Instructions for the task: Reproduce all of the records, substituting "clickable" for every occurrence of "interactable" and leaving everything else unchanged.

Region boundary data:
________________

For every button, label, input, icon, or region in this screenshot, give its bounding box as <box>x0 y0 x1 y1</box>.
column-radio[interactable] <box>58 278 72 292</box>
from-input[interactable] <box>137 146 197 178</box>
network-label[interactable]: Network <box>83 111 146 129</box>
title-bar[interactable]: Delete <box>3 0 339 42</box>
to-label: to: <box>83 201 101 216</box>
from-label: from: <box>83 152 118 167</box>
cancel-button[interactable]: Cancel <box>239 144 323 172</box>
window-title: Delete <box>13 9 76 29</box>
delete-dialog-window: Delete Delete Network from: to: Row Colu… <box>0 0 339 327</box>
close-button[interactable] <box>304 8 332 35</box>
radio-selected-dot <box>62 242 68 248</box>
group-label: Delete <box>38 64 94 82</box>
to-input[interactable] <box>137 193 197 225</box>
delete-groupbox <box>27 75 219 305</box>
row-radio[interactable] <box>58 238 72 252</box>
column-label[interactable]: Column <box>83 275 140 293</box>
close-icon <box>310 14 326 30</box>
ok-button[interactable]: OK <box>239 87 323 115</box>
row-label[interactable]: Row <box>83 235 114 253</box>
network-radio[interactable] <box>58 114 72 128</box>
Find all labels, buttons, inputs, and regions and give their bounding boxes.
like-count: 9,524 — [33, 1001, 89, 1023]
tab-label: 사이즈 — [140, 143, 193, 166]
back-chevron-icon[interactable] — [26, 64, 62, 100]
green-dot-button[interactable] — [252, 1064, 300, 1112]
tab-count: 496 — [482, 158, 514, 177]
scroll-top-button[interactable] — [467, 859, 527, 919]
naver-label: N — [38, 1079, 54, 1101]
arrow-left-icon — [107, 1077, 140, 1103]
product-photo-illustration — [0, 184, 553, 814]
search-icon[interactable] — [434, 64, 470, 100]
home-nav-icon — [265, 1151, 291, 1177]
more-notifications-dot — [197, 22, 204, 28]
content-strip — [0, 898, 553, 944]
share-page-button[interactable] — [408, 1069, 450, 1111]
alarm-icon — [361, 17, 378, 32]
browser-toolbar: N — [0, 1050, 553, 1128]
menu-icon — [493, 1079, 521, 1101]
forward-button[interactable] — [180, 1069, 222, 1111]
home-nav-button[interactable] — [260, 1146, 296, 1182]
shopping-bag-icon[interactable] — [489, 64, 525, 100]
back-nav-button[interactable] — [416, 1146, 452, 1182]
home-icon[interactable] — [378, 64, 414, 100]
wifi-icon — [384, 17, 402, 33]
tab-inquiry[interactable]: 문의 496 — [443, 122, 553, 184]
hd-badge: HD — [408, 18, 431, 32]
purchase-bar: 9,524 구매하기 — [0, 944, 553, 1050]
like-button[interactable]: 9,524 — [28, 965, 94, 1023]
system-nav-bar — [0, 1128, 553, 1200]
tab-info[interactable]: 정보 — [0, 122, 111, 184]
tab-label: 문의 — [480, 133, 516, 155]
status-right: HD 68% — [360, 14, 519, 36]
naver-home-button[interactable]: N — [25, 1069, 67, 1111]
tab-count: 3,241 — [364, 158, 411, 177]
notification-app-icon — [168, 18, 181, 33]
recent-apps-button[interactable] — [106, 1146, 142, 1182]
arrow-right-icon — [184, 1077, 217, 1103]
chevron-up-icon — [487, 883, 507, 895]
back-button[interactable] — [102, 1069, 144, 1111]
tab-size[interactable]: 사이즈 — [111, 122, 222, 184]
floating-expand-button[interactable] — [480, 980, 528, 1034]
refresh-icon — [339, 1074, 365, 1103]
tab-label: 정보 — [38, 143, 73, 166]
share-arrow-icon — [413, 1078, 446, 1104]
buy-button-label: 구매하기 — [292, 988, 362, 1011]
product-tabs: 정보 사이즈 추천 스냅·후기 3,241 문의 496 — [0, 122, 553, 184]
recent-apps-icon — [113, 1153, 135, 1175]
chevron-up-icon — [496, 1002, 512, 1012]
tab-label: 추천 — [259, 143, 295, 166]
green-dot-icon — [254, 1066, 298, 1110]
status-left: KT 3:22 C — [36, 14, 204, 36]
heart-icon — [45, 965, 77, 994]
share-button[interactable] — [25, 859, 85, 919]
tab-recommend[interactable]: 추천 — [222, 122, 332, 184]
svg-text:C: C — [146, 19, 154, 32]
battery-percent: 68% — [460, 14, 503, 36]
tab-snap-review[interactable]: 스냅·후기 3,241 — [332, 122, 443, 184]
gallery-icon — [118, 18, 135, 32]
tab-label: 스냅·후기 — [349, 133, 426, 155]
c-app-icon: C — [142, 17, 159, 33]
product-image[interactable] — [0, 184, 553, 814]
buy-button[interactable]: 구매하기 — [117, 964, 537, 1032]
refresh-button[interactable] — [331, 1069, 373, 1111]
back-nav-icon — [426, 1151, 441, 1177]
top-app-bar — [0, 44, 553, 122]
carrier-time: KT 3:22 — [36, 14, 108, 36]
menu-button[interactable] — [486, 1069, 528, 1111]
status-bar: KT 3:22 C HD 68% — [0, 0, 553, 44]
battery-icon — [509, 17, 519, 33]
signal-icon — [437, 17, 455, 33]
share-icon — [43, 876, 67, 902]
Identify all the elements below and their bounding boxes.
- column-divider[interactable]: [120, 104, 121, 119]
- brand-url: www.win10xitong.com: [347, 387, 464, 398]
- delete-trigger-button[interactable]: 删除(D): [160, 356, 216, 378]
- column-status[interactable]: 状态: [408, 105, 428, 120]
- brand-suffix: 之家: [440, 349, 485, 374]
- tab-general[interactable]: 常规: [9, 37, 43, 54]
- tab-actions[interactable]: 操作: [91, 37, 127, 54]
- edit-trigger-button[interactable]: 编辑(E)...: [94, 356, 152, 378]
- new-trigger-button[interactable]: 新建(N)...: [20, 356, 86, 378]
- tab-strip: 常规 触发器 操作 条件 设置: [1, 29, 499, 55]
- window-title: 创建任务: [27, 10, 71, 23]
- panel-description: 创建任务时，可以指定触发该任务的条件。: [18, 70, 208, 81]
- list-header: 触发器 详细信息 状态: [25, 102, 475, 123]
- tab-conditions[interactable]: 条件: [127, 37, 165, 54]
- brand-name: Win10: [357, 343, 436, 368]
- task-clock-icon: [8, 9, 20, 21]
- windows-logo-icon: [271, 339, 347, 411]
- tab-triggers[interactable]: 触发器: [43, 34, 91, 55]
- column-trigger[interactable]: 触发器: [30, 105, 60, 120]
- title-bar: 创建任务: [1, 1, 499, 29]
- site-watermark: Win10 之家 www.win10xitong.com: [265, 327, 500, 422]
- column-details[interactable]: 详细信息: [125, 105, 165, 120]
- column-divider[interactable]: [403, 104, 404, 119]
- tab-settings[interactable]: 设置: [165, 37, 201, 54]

________________

Problem solution:
For every button, label, input, icon, or region in this screenshot, give its bounding box as <box>x0 y0 x1 y1</box>.
column-radio[clickable] <box>58 278 72 292</box>
from-input[clickable] <box>137 146 197 178</box>
network-label[clickable]: Network <box>83 111 146 129</box>
title-bar[clickable]: Delete <box>3 0 339 42</box>
to-label: to: <box>83 201 101 216</box>
from-label: from: <box>83 152 118 167</box>
cancel-button[clickable]: Cancel <box>239 144 323 172</box>
window-title: Delete <box>13 9 76 29</box>
delete-dialog-window: Delete Delete Network from: to: Row Colu… <box>0 0 339 327</box>
close-button[clickable] <box>304 8 332 35</box>
radio-selected-dot <box>62 242 68 248</box>
group-label: Delete <box>38 64 94 82</box>
to-input[clickable] <box>137 193 197 225</box>
delete-groupbox <box>27 75 219 305</box>
row-radio[clickable] <box>58 238 72 252</box>
column-label[clickable]: Column <box>83 275 140 293</box>
close-icon <box>310 14 326 30</box>
ok-button[clickable]: OK <box>239 87 323 115</box>
row-label[clickable]: Row <box>83 235 114 253</box>
network-radio[clickable] <box>58 114 72 128</box>
Find all labels, buttons, inputs, and regions and give their bounding boxes.
like-count: 9,524 — [33, 1001, 89, 1023]
tab-label: 사이즈 — [140, 143, 193, 166]
back-chevron-icon[clickable] — [26, 64, 62, 100]
green-dot-button[clickable] — [252, 1064, 300, 1112]
tab-count: 496 — [482, 158, 514, 177]
scroll-top-button[clickable] — [467, 859, 527, 919]
naver-label: N — [38, 1079, 54, 1101]
arrow-left-icon — [107, 1077, 140, 1103]
product-photo-illustration — [0, 184, 553, 814]
search-icon[clickable] — [434, 64, 470, 100]
home-nav-icon — [265, 1151, 291, 1177]
more-notifications-dot — [197, 22, 204, 28]
content-strip — [0, 898, 553, 944]
share-page-button[clickable] — [408, 1069, 450, 1111]
alarm-icon — [361, 17, 378, 32]
browser-toolbar: N — [0, 1050, 553, 1128]
menu-icon — [493, 1079, 521, 1101]
forward-button[clickable] — [180, 1069, 222, 1111]
home-nav-button[clickable] — [260, 1146, 296, 1182]
shopping-bag-icon[clickable] — [489, 64, 525, 100]
back-nav-button[clickable] — [416, 1146, 452, 1182]
home-icon[clickable] — [378, 64, 414, 100]
wifi-icon — [384, 17, 402, 33]
tab-inquiry[clickable]: 문의 496 — [443, 122, 553, 184]
hd-badge: HD — [408, 18, 431, 32]
purchase-bar: 9,524 구매하기 — [0, 944, 553, 1050]
like-button[clickable]: 9,524 — [28, 965, 94, 1023]
system-nav-bar — [0, 1128, 553, 1200]
tab-info[clickable]: 정보 — [0, 122, 111, 184]
tab-label: 문의 — [480, 133, 516, 155]
status-right: HD 68% — [360, 14, 519, 36]
naver-home-button[clickable]: N — [25, 1069, 67, 1111]
tab-count: 3,241 — [364, 158, 411, 177]
notification-app-icon — [168, 18, 181, 33]
recent-apps-button[clickable] — [106, 1146, 142, 1182]
arrow-right-icon — [184, 1077, 217, 1103]
chevron-up-icon — [487, 883, 507, 895]
back-button[clickable] — [102, 1069, 144, 1111]
tab-size[clickable]: 사이즈 — [111, 122, 222, 184]
floating-expand-button[clickable] — [480, 980, 528, 1034]
refresh-icon — [339, 1074, 365, 1103]
tab-label: 정보 — [38, 143, 73, 166]
share-arrow-icon — [413, 1078, 446, 1104]
buy-button-label: 구매하기 — [292, 988, 362, 1011]
product-tabs: 정보 사이즈 추천 스냅·후기 3,241 문의 496 — [0, 122, 553, 184]
recent-apps-icon — [113, 1153, 135, 1175]
chevron-up-icon — [496, 1002, 512, 1012]
tab-label: 추천 — [259, 143, 295, 166]
green-dot-icon — [254, 1066, 298, 1110]
status-left: KT 3:22 C — [36, 14, 204, 36]
heart-icon — [45, 965, 77, 994]
share-button[clickable] — [25, 859, 85, 919]
tab-recommend[clickable]: 추천 — [222, 122, 332, 184]
svg-text:C: C — [146, 19, 154, 32]
battery-percent: 68% — [460, 14, 503, 36]
tab-snap-review[clickable]: 스냅·후기 3,241 — [332, 122, 443, 184]
gallery-icon — [118, 18, 135, 32]
tab-label: 스냅·후기 — [349, 133, 426, 155]
c-app-icon: C — [142, 17, 159, 33]
product-image[clickable] — [0, 184, 553, 814]
buy-button[clickable]: 구매하기 — [117, 964, 537, 1032]
refresh-button[clickable] — [331, 1069, 373, 1111]
back-nav-icon — [426, 1151, 441, 1177]
top-app-bar — [0, 44, 553, 122]
carrier-time: KT 3:22 — [36, 14, 108, 36]
menu-button[clickable] — [486, 1069, 528, 1111]
status-bar: KT 3:22 C HD 68% — [0, 0, 553, 44]
battery-icon — [509, 17, 519, 33]
signal-icon — [437, 17, 455, 33]
share-icon — [43, 876, 67, 902]
Identify all the elements below and their bounding boxes.
- column-divider[clickable]: [120, 104, 121, 119]
- brand-url: www.win10xitong.com: [347, 387, 464, 398]
- delete-trigger-button[clickable]: 删除(D): [160, 356, 216, 378]
- column-status[clickable]: 状态: [408, 105, 428, 120]
- brand-suffix: 之家: [440, 349, 485, 374]
- tab-general[clickable]: 常规: [9, 37, 43, 54]
- tab-actions[clickable]: 操作: [91, 37, 127, 54]
- edit-trigger-button[clickable]: 编辑(E)...: [94, 356, 152, 378]
- new-trigger-button[clickable]: 新建(N)...: [20, 356, 86, 378]
- tab-strip: 常规 触发器 操作 条件 设置: [1, 29, 499, 55]
- window-title: 创建任务: [27, 10, 71, 23]
- panel-description: 创建任务时，可以指定触发该任务的条件。: [18, 70, 208, 81]
- list-header: 触发器 详细信息 状态: [25, 102, 475, 123]
- tab-conditions[clickable]: 条件: [127, 37, 165, 54]
- brand-name: Win10: [357, 343, 436, 368]
- task-clock-icon: [8, 9, 20, 21]
- windows-logo-icon: [271, 339, 347, 411]
- tab-triggers[clickable]: 触发器: [43, 34, 91, 55]
- column-trigger[clickable]: 触发器: [30, 105, 60, 120]
- title-bar: 创建任务: [1, 1, 499, 29]
- site-watermark: Win10 之家 www.win10xitong.com: [265, 327, 500, 422]
- column-details[clickable]: 详细信息: [125, 105, 165, 120]
- column-divider[clickable]: [403, 104, 404, 119]
- tab-settings[clickable]: 设置: [165, 37, 201, 54]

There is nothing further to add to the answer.